Task instructions: Scan the lines and state how many carry "centered". Leave out everything but the number.

Data for this task:
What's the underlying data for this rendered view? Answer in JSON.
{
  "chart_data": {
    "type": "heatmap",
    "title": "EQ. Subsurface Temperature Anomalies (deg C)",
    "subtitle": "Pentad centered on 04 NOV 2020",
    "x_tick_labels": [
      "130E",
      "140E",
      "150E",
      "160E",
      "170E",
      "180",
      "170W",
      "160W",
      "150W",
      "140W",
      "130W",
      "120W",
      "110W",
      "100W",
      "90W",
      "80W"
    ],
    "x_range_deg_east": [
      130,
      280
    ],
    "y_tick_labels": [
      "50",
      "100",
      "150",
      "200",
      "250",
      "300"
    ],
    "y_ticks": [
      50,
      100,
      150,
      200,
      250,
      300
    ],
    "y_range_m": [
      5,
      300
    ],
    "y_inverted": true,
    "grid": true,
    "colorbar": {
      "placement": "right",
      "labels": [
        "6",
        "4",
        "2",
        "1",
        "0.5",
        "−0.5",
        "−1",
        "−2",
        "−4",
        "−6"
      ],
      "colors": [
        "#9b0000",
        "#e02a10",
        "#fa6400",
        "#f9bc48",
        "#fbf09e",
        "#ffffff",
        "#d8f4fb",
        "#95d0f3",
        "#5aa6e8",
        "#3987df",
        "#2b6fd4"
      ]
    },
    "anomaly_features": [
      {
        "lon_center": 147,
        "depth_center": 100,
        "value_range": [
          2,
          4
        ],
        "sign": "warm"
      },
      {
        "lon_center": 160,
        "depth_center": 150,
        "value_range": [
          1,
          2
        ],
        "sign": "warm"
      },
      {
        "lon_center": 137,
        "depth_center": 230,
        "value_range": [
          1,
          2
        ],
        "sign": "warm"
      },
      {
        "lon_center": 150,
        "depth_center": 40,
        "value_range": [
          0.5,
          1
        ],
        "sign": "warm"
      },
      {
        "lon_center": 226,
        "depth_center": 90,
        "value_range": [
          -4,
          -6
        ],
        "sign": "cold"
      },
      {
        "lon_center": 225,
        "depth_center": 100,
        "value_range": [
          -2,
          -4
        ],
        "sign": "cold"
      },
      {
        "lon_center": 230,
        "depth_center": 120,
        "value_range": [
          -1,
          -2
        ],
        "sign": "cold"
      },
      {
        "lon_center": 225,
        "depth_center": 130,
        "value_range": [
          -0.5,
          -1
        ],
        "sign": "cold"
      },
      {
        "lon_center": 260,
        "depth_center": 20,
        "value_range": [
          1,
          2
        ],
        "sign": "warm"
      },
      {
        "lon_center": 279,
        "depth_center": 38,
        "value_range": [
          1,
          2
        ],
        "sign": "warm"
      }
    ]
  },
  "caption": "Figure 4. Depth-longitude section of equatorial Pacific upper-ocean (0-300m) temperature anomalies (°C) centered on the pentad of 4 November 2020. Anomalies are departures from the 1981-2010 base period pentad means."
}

Finished answer: 2